--- Begin TASK MATERIAL ---

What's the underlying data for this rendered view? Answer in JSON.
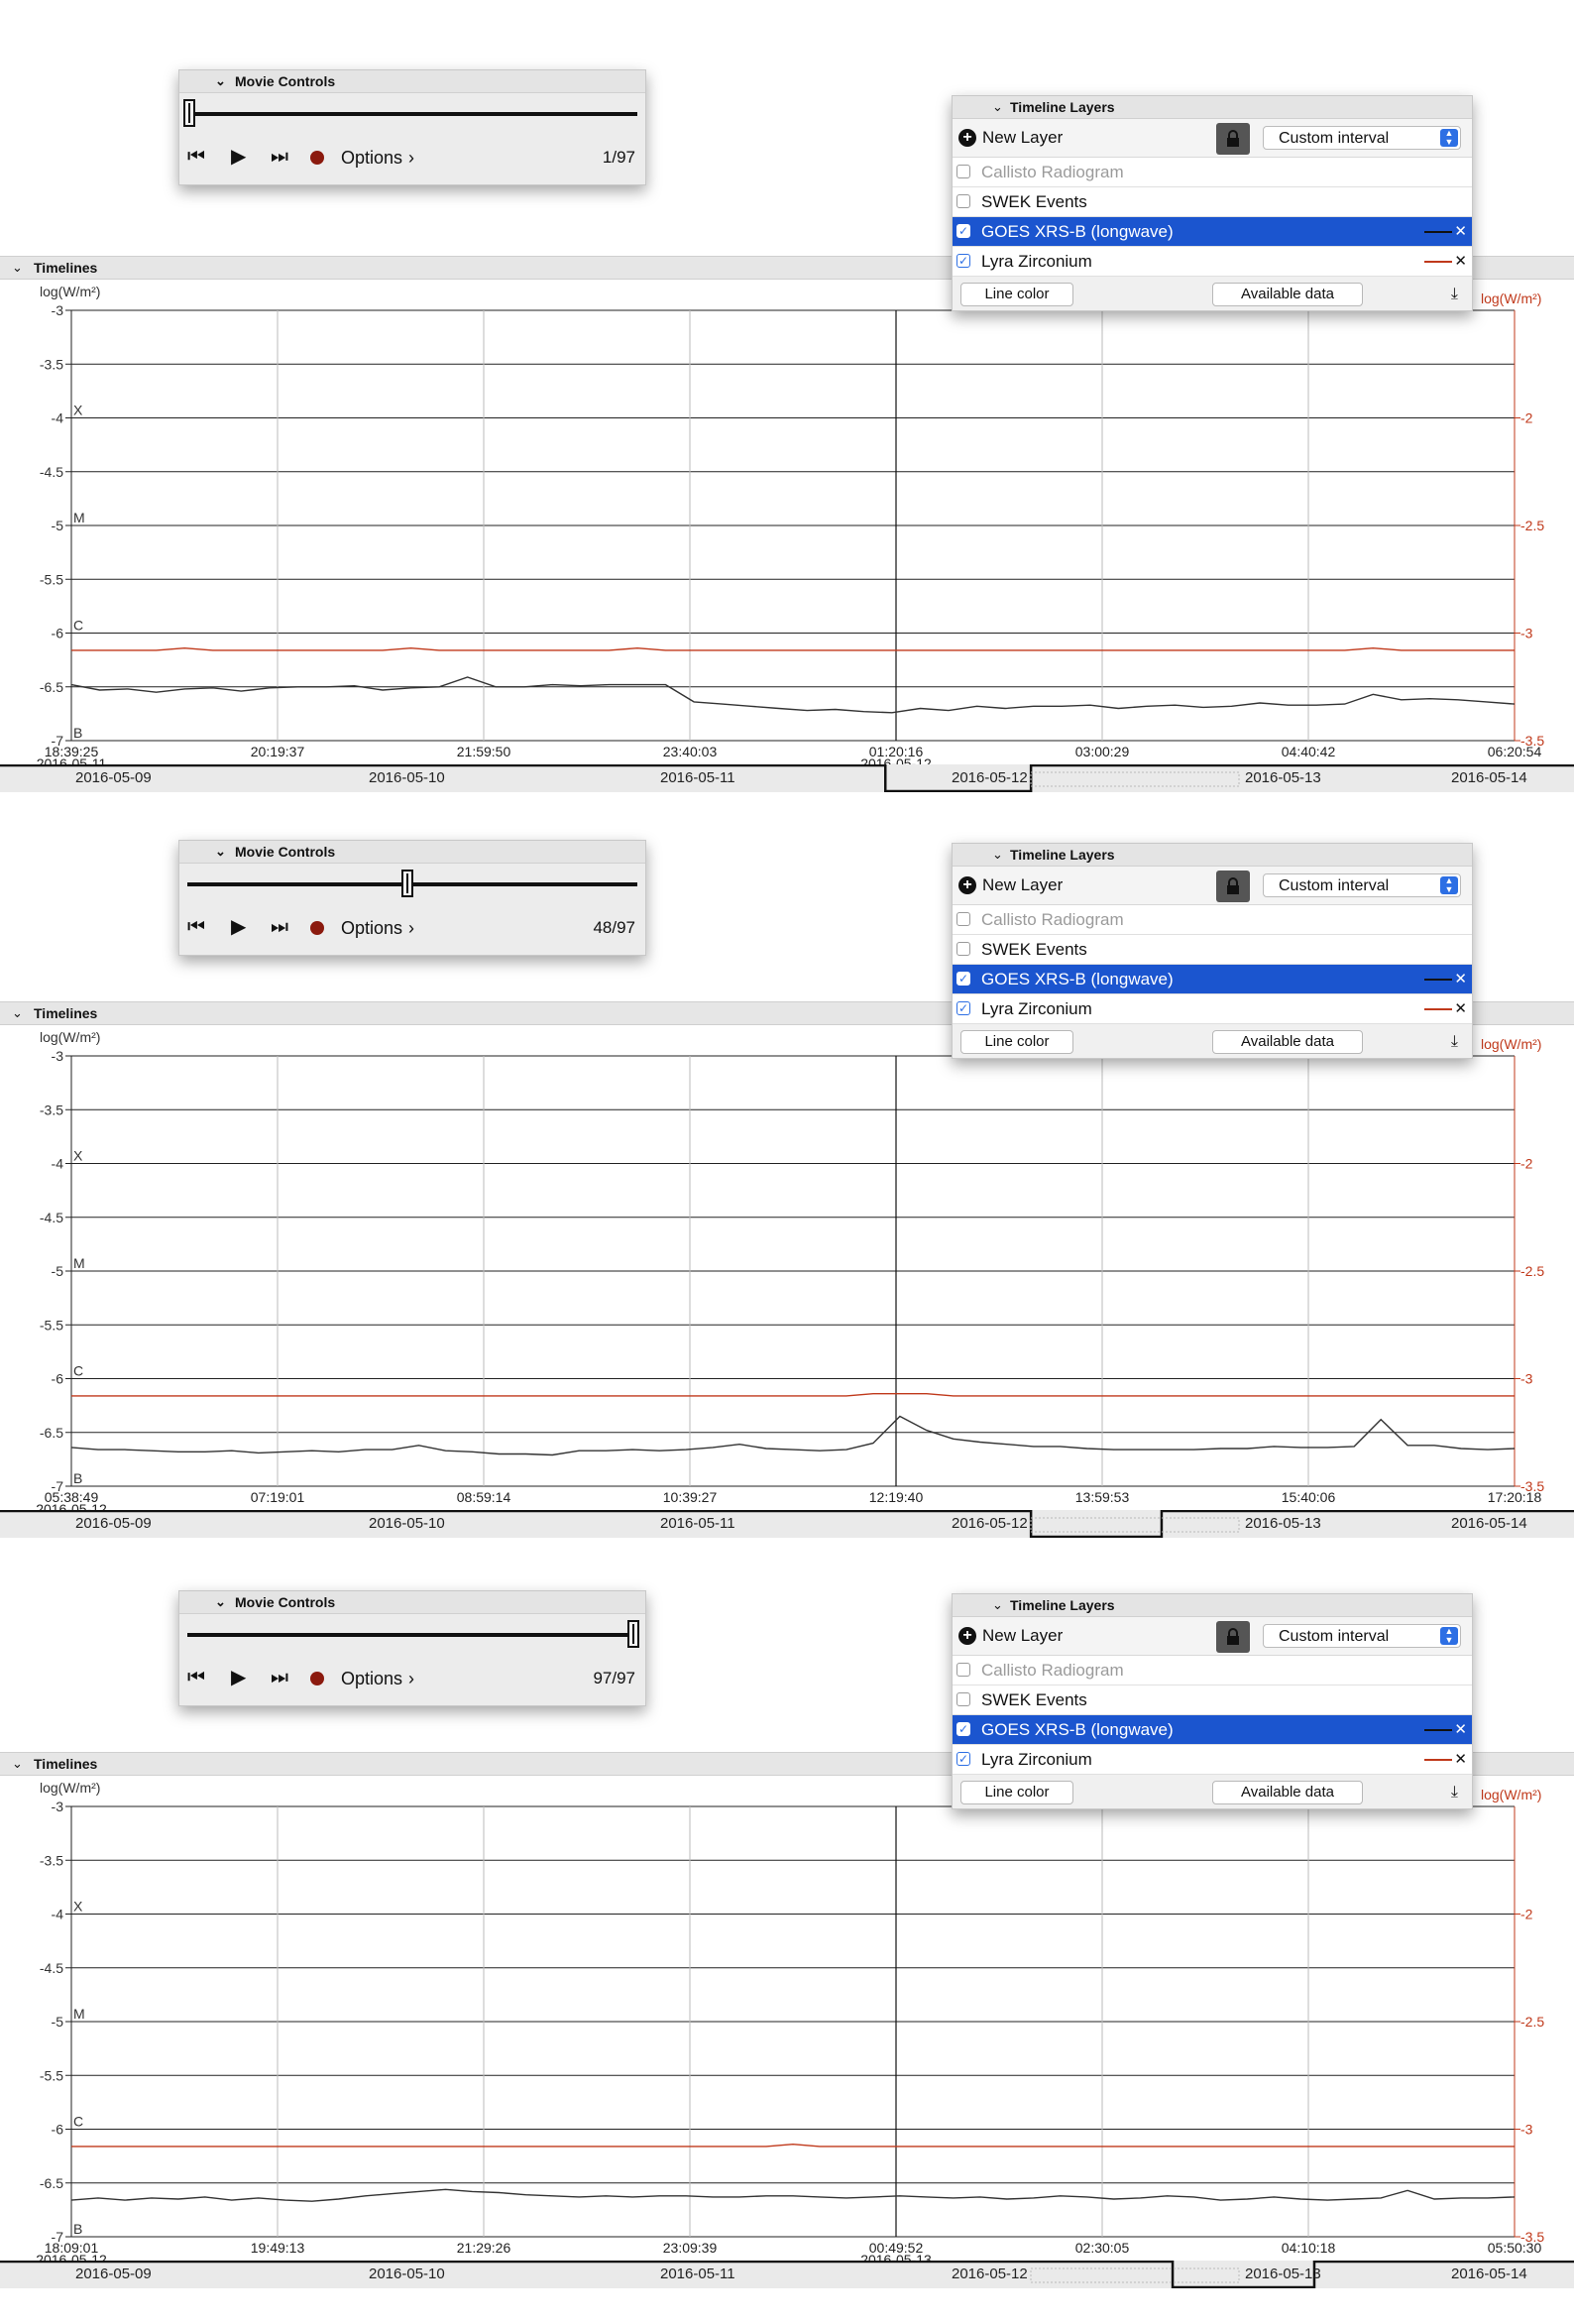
{
  "movie_controls": {
    "title": "Movie Controls",
    "options_label": "Options",
    "options_chevron": "›",
    "icons": [
      "step-back-icon",
      "play-icon",
      "step-forward-icon",
      "record-icon"
    ]
  },
  "timelines_label": "Timelines",
  "layers_panel": {
    "title": "Timeline Layers",
    "new_layer_label": "New Layer",
    "interval_value": "Custom interval",
    "line_color_label": "Line color",
    "available_data_label": "Available data",
    "rows": [
      {
        "name": "Callisto Radiogram",
        "checked": false,
        "disabled": true,
        "selected": false
      },
      {
        "name": "SWEK Events",
        "checked": false,
        "disabled": false,
        "selected": false
      },
      {
        "name": "GOES XRS-B (longwave)",
        "checked": true,
        "disabled": false,
        "selected": true,
        "color": "#111111"
      },
      {
        "name": "Lyra Zirconium",
        "checked": true,
        "disabled": false,
        "selected": false,
        "color": "#c0391b"
      }
    ]
  },
  "range_dates": [
    "2016-05-09",
    "2016-05-10",
    "2016-05-11",
    "2016-05-12",
    "2016-05-13",
    "2016-05-14"
  ],
  "panels": [
    {
      "frame_label": "1/97",
      "frame_fraction": 0.0,
      "chart_data": {
        "type": "line",
        "left_axis_label": "log(W/m²)",
        "right_axis_label": "log(W/m²)",
        "left_ticks": [
          "-3",
          "-3.5",
          "-4",
          "-4.5",
          "-5",
          "-5.5",
          "-6",
          "-6.5",
          "-7"
        ],
        "right_ticks": [
          "-2",
          "-2.5",
          "-3",
          "-3.5"
        ],
        "flare_classes": [
          "X",
          "M",
          "C",
          "B"
        ],
        "x_ticks": [
          "18:39:25",
          "20:19:37",
          "21:59:50",
          "23:40:03",
          "01:20:16",
          "03:00:29",
          "04:40:42",
          "06:20:54"
        ],
        "x_dates": {
          "first": "2016-05-11",
          "midnight": "2016-05-12"
        },
        "ylim_left": [
          -7,
          -3
        ],
        "ylim_right": [
          -3.5,
          -1.5
        ],
        "series": [
          {
            "name": "GOES XRS-B (longwave)",
            "color": "#333333",
            "values": [
              -6.48,
              -6.53,
              -6.52,
              -6.55,
              -6.52,
              -6.51,
              -6.54,
              -6.51,
              -6.5,
              -6.5,
              -6.49,
              -6.53,
              -6.51,
              -6.5,
              -6.41,
              -6.5,
              -6.5,
              -6.48,
              -6.49,
              -6.48,
              -6.48,
              -6.48,
              -6.64,
              -6.66,
              -6.68,
              -6.7,
              -6.72,
              -6.71,
              -6.73,
              -6.74,
              -6.7,
              -6.72,
              -6.68,
              -6.7,
              -6.68,
              -6.68,
              -6.67,
              -6.7,
              -6.68,
              -6.67,
              -6.69,
              -6.68,
              -6.65,
              -6.67,
              -6.67,
              -6.66,
              -6.57,
              -6.62,
              -6.61,
              -6.62,
              -6.64,
              -6.66
            ]
          },
          {
            "name": "Lyra Zirconium",
            "color": "#c0391b",
            "values": [
              -3.08,
              -3.08,
              -3.08,
              -3.08,
              -3.07,
              -3.08,
              -3.08,
              -3.08,
              -3.08,
              -3.08,
              -3.08,
              -3.08,
              -3.07,
              -3.08,
              -3.08,
              -3.08,
              -3.08,
              -3.08,
              -3.08,
              -3.08,
              -3.07,
              -3.08,
              -3.08,
              -3.08,
              -3.08,
              -3.08,
              -3.08,
              -3.08,
              -3.08,
              -3.08,
              -3.08,
              -3.08,
              -3.08,
              -3.08,
              -3.08,
              -3.08,
              -3.08,
              -3.08,
              -3.08,
              -3.08,
              -3.08,
              -3.08,
              -3.08,
              -3.08,
              -3.08,
              -3.08,
              -3.07,
              -3.08,
              -3.08,
              -3.08,
              -3.08,
              -3.08
            ]
          }
        ]
      },
      "range_selection": {
        "start": "2016-05-12",
        "from_frac": 0.5625,
        "to_frac": 0.655
      }
    },
    {
      "frame_label": "48/97",
      "frame_fraction": 0.49,
      "chart_data": {
        "type": "line",
        "left_axis_label": "log(W/m²)",
        "right_axis_label": "log(W/m²)",
        "left_ticks": [
          "-3",
          "-3.5",
          "-4",
          "-4.5",
          "-5",
          "-5.5",
          "-6",
          "-6.5",
          "-7"
        ],
        "right_ticks": [
          "-2",
          "-2.5",
          "-3",
          "-3.5"
        ],
        "flare_classes": [
          "X",
          "M",
          "C",
          "B"
        ],
        "x_ticks": [
          "05:38:49",
          "07:19:01",
          "08:59:14",
          "10:39:27",
          "12:19:40",
          "13:59:53",
          "15:40:06",
          "17:20:18"
        ],
        "x_dates": {
          "first": "2016-05-12",
          "midnight": ""
        },
        "ylim_left": [
          -7,
          -3
        ],
        "ylim_right": [
          -3.5,
          -1.5
        ],
        "series": [
          {
            "name": "GOES XRS-B (longwave)",
            "color": "#333333",
            "values": [
              -6.64,
              -6.66,
              -6.66,
              -6.67,
              -6.68,
              -6.68,
              -6.67,
              -6.69,
              -6.68,
              -6.67,
              -6.68,
              -6.66,
              -6.66,
              -6.62,
              -6.67,
              -6.68,
              -6.7,
              -6.7,
              -6.71,
              -6.67,
              -6.67,
              -6.66,
              -6.67,
              -6.66,
              -6.64,
              -6.61,
              -6.65,
              -6.66,
              -6.67,
              -6.66,
              -6.6,
              -6.35,
              -6.48,
              -6.56,
              -6.59,
              -6.61,
              -6.63,
              -6.63,
              -6.65,
              -6.66,
              -6.66,
              -6.66,
              -6.66,
              -6.65,
              -6.65,
              -6.63,
              -6.64,
              -6.64,
              -6.63,
              -6.38,
              -6.62,
              -6.62,
              -6.65,
              -6.66,
              -6.65
            ]
          },
          {
            "name": "Lyra Zirconium",
            "color": "#c0391b",
            "values": [
              -3.08,
              -3.08,
              -3.08,
              -3.08,
              -3.08,
              -3.08,
              -3.08,
              -3.08,
              -3.08,
              -3.08,
              -3.08,
              -3.08,
              -3.08,
              -3.08,
              -3.08,
              -3.08,
              -3.08,
              -3.08,
              -3.08,
              -3.08,
              -3.08,
              -3.08,
              -3.08,
              -3.08,
              -3.08,
              -3.08,
              -3.08,
              -3.08,
              -3.08,
              -3.08,
              -3.07,
              -3.07,
              -3.07,
              -3.08,
              -3.08,
              -3.08,
              -3.08,
              -3.08,
              -3.08,
              -3.08,
              -3.08,
              -3.08,
              -3.08,
              -3.08,
              -3.08,
              -3.08,
              -3.08,
              -3.08,
              -3.08,
              -3.08,
              -3.08,
              -3.08,
              -3.08,
              -3.08,
              -3.08
            ]
          }
        ]
      },
      "range_selection": {
        "start": "2016-05-12",
        "from_frac": 0.655,
        "to_frac": 0.738
      }
    },
    {
      "frame_label": "97/97",
      "frame_fraction": 1.0,
      "chart_data": {
        "type": "line",
        "left_axis_label": "log(W/m²)",
        "right_axis_label": "log(W/m²)",
        "left_ticks": [
          "-3",
          "-3.5",
          "-4",
          "-4.5",
          "-5",
          "-5.5",
          "-6",
          "-6.5",
          "-7"
        ],
        "right_ticks": [
          "-2",
          "-2.5",
          "-3",
          "-3.5"
        ],
        "flare_classes": [
          "X",
          "M",
          "C",
          "B"
        ],
        "x_ticks": [
          "18:09:01",
          "19:49:13",
          "21:29:26",
          "23:09:39",
          "00:49:52",
          "02:30:05",
          "04:10:18",
          "05:50:30"
        ],
        "x_dates": {
          "first": "2016-05-12",
          "midnight": "2016-05-13"
        },
        "ylim_left": [
          -7,
          -3
        ],
        "ylim_right": [
          -3.5,
          -1.5
        ],
        "series": [
          {
            "name": "GOES XRS-B (longwave)",
            "color": "#333333",
            "values": [
              -6.66,
              -6.64,
              -6.66,
              -6.64,
              -6.65,
              -6.63,
              -6.66,
              -6.64,
              -6.66,
              -6.67,
              -6.65,
              -6.62,
              -6.6,
              -6.58,
              -6.56,
              -6.58,
              -6.59,
              -6.61,
              -6.62,
              -6.63,
              -6.62,
              -6.63,
              -6.62,
              -6.62,
              -6.63,
              -6.63,
              -6.62,
              -6.62,
              -6.63,
              -6.64,
              -6.63,
              -6.62,
              -6.63,
              -6.64,
              -6.63,
              -6.65,
              -6.64,
              -6.62,
              -6.63,
              -6.65,
              -6.64,
              -6.62,
              -6.63,
              -6.66,
              -6.65,
              -6.63,
              -6.65,
              -6.66,
              -6.65,
              -6.64,
              -6.57,
              -6.65,
              -6.64,
              -6.64,
              -6.63
            ]
          },
          {
            "name": "Lyra Zirconium",
            "color": "#c0391b",
            "values": [
              -3.08,
              -3.08,
              -3.08,
              -3.08,
              -3.08,
              -3.08,
              -3.08,
              -3.08,
              -3.08,
              -3.08,
              -3.08,
              -3.08,
              -3.08,
              -3.08,
              -3.08,
              -3.08,
              -3.08,
              -3.08,
              -3.08,
              -3.08,
              -3.08,
              -3.08,
              -3.08,
              -3.08,
              -3.08,
              -3.08,
              -3.08,
              -3.07,
              -3.08,
              -3.08,
              -3.08,
              -3.08,
              -3.08,
              -3.08,
              -3.08,
              -3.08,
              -3.08,
              -3.08,
              -3.08,
              -3.08,
              -3.08,
              -3.08,
              -3.08,
              -3.08,
              -3.08,
              -3.08,
              -3.08,
              -3.08,
              -3.08,
              -3.08,
              -3.08,
              -3.08,
              -3.08,
              -3.08,
              -3.08
            ]
          }
        ]
      },
      "range_selection": {
        "start": "2016-05-12",
        "from_frac": 0.745,
        "to_frac": 0.835
      }
    }
  ]
}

--- End TASK MATERIAL ---

» **WORK TO COMPLETE**: Locate the word "midnight" in the records and collect each line it appears in.

» **CORRECT OUTPUT**:
          "midnight": "2016-05-12"
          "midnight": ""
          "midnight": "2016-05-13"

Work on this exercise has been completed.